● PROBLEM STATEMENT:
Print all records exactly, leaving nothing out.

* START DATA FOR THIS TASK *

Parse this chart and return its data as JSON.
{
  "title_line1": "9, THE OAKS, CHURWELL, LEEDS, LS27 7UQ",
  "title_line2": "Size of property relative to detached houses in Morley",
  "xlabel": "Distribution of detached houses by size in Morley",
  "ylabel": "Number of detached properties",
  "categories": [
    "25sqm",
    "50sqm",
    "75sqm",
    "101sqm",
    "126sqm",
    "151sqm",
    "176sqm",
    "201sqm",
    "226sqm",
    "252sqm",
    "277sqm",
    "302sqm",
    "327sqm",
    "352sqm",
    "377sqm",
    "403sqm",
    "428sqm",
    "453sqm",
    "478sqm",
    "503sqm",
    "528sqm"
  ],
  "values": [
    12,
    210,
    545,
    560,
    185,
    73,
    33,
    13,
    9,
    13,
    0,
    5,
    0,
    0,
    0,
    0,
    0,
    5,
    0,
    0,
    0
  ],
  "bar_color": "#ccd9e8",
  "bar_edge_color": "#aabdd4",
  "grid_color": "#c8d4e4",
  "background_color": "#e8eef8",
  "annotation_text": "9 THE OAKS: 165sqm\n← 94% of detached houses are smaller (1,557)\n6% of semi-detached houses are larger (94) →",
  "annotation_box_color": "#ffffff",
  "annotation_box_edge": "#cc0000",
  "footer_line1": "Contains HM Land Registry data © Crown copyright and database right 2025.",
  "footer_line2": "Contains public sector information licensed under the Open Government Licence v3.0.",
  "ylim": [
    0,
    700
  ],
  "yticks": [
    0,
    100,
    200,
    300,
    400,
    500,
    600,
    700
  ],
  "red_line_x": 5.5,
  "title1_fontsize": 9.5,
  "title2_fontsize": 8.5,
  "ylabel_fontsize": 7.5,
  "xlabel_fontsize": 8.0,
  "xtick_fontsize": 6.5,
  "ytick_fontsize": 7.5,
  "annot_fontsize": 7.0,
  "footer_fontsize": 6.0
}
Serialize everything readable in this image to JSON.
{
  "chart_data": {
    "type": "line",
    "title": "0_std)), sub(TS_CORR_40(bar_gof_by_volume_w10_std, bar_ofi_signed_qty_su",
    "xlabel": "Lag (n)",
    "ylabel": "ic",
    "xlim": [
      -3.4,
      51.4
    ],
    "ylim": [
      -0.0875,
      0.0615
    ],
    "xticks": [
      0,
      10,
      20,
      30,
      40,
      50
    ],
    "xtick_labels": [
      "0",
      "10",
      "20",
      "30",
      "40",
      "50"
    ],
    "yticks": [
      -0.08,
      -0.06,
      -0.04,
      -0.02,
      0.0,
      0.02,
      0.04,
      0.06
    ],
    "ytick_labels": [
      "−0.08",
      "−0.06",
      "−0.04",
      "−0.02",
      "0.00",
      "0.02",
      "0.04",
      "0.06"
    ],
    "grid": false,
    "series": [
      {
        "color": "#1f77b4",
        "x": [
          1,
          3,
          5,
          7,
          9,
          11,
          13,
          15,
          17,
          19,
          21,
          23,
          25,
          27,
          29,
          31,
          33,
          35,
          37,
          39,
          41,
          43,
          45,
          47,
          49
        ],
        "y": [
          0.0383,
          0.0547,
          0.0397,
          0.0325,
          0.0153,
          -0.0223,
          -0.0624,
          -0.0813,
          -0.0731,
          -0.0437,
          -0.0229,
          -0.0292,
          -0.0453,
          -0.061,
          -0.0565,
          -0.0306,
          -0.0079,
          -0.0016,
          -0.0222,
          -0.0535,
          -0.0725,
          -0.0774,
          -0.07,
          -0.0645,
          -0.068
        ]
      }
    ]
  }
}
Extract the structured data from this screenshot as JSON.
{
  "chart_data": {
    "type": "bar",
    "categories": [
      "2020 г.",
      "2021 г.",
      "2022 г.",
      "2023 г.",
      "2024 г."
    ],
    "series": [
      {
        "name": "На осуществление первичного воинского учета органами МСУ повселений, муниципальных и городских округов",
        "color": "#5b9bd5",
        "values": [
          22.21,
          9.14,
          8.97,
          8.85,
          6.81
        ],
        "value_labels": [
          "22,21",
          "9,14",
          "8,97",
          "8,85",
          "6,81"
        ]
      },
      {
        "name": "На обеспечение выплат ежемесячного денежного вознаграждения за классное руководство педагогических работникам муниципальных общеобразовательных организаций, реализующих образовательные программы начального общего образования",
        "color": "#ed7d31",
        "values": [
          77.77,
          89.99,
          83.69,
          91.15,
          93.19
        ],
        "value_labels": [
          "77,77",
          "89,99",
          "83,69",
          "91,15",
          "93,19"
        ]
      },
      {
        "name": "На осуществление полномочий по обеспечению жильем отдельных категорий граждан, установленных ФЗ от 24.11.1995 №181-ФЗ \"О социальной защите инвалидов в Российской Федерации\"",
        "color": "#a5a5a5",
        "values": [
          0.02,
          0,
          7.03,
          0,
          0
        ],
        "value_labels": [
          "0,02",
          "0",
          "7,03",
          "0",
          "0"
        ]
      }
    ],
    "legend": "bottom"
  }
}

* END DATA FOR THIS TASK *

● OUTPUT BELOW:
Parse this chart and return its data as JSON.
{
  "title_line1": "9, THE OAKS, CHURWELL, LEEDS, LS27 7UQ",
  "title_line2": "Size of property relative to detached houses in Morley",
  "xlabel": "Distribution of detached houses by size in Morley",
  "ylabel": "Number of detached properties",
  "categories": [
    "25sqm",
    "50sqm",
    "75sqm",
    "101sqm",
    "126sqm",
    "151sqm",
    "176sqm",
    "201sqm",
    "226sqm",
    "252sqm",
    "277sqm",
    "302sqm",
    "327sqm",
    "352sqm",
    "377sqm",
    "403sqm",
    "428sqm",
    "453sqm",
    "478sqm",
    "503sqm",
    "528sqm"
  ],
  "values": [
    12,
    210,
    545,
    560,
    185,
    73,
    33,
    13,
    9,
    13,
    0,
    5,
    0,
    0,
    0,
    0,
    0,
    5,
    0,
    0,
    0
  ],
  "bar_color": "#ccd9e8",
  "bar_edge_color": "#aabdd4",
  "grid_color": "#c8d4e4",
  "background_color": "#e8eef8",
  "annotation_text": "9 THE OAKS: 165sqm\n← 94% of detached houses are smaller (1,557)\n6% of semi-detached houses are larger (94) →",
  "annotation_box_color": "#ffffff",
  "annotation_box_edge": "#cc0000",
  "footer_line1": "Contains HM Land Registry data © Crown copyright and database right 2025.",
  "footer_line2": "Contains public sector information licensed under the Open Government Licence v3.0.",
  "ylim": [
    0,
    700
  ],
  "yticks": [
    0,
    100,
    200,
    300,
    400,
    500,
    600,
    700
  ],
  "red_line_x": 5.5,
  "title1_fontsize": 9.5,
  "title2_fontsize": 8.5,
  "ylabel_fontsize": 7.5,
  "xlabel_fontsize": 8.0,
  "xtick_fontsize": 6.5,
  "ytick_fontsize": 7.5,
  "annot_fontsize": 7.0,
  "footer_fontsize": 6.0
}
Serialize everything readable in this image to JSON.
{
  "chart_data": {
    "type": "line",
    "title": "0_std)), sub(TS_CORR_40(bar_gof_by_volume_w10_std, bar_ofi_signed_qty_su",
    "xlabel": "Lag (n)",
    "ylabel": "ic",
    "xlim": [
      -3.4,
      51.4
    ],
    "ylim": [
      -0.0875,
      0.0615
    ],
    "xticks": [
      0,
      10,
      20,
      30,
      40,
      50
    ],
    "xtick_labels": [
      "0",
      "10",
      "20",
      "30",
      "40",
      "50"
    ],
    "yticks": [
      -0.08,
      -0.06,
      -0.04,
      -0.02,
      0.0,
      0.02,
      0.04,
      0.06
    ],
    "ytick_labels": [
      "−0.08",
      "−0.06",
      "−0.04",
      "−0.02",
      "0.00",
      "0.02",
      "0.04",
      "0.06"
    ],
    "grid": false,
    "series": [
      {
        "color": "#1f77b4",
        "x": [
          1,
          3,
          5,
          7,
          9,
          11,
          13,
          15,
          17,
          19,
          21,
          23,
          25,
          27,
          29,
          31,
          33,
          35,
          37,
          39,
          41,
          43,
          45,
          47,
          49
        ],
        "y": [
          0.0383,
          0.0547,
          0.0397,
          0.0325,
          0.0153,
          -0.0223,
          -0.0624,
          -0.0813,
          -0.0731,
          -0.0437,
          -0.0229,
          -0.0292,
          -0.0453,
          -0.061,
          -0.0565,
          -0.0306,
          -0.0079,
          -0.0016,
          -0.0222,
          -0.0535,
          -0.0725,
          -0.0774,
          -0.07,
          -0.0645,
          -0.068
        ]
      }
    ]
  }
}
Extract the structured data from this screenshot as JSON.
{
  "chart_data": {
    "type": "bar",
    "categories": [
      "2020 г.",
      "2021 г.",
      "2022 г.",
      "2023 г.",
      "2024 г."
    ],
    "series": [
      {
        "name": "На осуществление первичного воинского учета органами МСУ повселений, муниципальных и городских округов",
        "color": "#5b9bd5",
        "values": [
          22.21,
          9.14,
          8.97,
          8.85,
          6.81
        ],
        "value_labels": [
          "22,21",
          "9,14",
          "8,97",
          "8,85",
          "6,81"
        ]
      },
      {
        "name": "На обеспечение выплат ежемесячного денежного вознаграждения за классное руководство педагогических работникам муниципальных общеобразовательных организаций, реализующих образовательные программы начального общего образования",
        "color": "#ed7d31",
        "values": [
          77.77,
          89.99,
          83.69,
          91.15,
          93.19
        ],
        "value_labels": [
          "77,77",
          "89,99",
          "83,69",
          "91,15",
          "93,19"
        ]
      },
      {
        "name": "На осуществление полномочий по обеспечению жильем отдельных категорий граждан, установленных ФЗ от 24.11.1995 №181-ФЗ \"О социальной защите инвалидов в Российской Федерации\"",
        "color": "#a5a5a5",
        "values": [
          0.02,
          0,
          7.03,
          0,
          0
        ],
        "value_labels": [
          "0,02",
          "0",
          "7,03",
          "0",
          "0"
        ]
      }
    ],
    "legend": "bottom"
  }
}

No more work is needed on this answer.